- EXERCISE -
Gather up the lines with the word "PVSAP" in them.

- DATASET EXTRACT -
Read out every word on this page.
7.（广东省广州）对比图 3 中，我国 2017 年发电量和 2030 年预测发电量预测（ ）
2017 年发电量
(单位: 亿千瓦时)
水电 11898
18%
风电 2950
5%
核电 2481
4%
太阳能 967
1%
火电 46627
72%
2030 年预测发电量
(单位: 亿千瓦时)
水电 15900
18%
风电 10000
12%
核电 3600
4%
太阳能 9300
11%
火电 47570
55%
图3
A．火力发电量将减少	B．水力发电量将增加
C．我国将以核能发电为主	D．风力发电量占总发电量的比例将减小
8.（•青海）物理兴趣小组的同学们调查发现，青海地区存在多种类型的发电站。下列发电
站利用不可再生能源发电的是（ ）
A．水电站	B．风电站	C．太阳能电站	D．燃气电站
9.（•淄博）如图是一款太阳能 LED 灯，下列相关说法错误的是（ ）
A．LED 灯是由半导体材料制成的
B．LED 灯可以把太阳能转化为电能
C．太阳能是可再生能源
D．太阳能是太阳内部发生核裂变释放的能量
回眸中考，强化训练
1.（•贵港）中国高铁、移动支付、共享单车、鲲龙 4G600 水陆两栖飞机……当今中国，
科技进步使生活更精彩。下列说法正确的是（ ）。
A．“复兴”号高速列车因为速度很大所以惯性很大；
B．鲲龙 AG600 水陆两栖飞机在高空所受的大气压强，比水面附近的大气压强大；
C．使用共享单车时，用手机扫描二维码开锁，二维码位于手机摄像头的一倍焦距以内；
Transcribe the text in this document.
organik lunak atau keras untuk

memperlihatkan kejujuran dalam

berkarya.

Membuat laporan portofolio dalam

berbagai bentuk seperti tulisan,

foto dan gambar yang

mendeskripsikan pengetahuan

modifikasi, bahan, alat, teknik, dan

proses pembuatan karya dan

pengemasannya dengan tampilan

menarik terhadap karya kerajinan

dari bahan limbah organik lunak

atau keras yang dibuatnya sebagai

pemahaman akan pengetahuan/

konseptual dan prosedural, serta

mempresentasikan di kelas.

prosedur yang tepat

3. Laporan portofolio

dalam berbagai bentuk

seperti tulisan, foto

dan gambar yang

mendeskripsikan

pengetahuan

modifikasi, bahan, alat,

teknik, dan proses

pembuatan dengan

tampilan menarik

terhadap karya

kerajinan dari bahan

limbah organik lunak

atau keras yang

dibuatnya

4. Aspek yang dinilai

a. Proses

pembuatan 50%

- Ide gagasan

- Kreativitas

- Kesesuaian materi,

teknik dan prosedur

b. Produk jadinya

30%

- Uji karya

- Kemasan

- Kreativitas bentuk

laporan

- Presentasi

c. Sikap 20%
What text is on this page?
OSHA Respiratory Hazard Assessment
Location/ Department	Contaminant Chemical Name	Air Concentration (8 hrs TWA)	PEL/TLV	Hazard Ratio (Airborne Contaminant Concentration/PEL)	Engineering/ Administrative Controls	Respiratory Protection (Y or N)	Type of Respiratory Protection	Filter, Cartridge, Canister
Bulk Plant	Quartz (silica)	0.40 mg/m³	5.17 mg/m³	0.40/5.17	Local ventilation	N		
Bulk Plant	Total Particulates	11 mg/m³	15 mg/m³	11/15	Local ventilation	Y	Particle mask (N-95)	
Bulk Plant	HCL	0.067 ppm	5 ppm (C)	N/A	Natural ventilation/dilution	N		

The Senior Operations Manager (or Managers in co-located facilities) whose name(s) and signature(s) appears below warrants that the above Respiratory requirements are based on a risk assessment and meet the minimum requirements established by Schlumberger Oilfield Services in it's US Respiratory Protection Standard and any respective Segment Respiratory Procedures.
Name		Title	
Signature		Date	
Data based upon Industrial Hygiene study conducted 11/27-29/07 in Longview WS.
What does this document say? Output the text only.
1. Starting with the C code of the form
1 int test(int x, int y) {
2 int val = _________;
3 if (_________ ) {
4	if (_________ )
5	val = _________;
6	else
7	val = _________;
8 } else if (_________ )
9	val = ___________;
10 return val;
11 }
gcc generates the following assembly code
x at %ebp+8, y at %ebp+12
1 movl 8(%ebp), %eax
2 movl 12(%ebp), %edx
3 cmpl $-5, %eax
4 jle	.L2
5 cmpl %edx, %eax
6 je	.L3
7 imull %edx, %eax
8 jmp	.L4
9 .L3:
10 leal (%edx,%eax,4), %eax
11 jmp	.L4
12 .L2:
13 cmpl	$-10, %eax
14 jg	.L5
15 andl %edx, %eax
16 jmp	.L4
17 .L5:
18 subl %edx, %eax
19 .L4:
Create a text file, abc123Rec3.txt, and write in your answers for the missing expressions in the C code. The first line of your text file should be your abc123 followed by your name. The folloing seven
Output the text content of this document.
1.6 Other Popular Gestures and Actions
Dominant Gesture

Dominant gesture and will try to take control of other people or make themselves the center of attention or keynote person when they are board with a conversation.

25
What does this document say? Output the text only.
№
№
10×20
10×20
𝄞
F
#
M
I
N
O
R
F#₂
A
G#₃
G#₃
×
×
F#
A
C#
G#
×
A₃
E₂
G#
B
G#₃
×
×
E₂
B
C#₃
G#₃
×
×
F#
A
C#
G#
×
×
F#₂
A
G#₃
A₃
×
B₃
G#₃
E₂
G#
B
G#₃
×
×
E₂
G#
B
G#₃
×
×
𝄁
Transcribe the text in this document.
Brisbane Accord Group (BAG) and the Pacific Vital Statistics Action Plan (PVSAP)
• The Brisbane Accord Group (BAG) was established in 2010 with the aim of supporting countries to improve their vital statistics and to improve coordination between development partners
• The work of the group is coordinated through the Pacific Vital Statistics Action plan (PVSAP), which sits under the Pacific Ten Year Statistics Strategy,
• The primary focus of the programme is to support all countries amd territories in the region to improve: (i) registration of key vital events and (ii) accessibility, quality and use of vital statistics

- WRITTEN RESPONSE -
Brisbane Accord Group (BAG) and the Pacific Vital Statistics Action Plan (PVSAP)
• The work of the group is coordinated through the Pacific Vital Statistics Action plan (PVSAP), which sits under the Pacific Ten Year Statistics Strategy,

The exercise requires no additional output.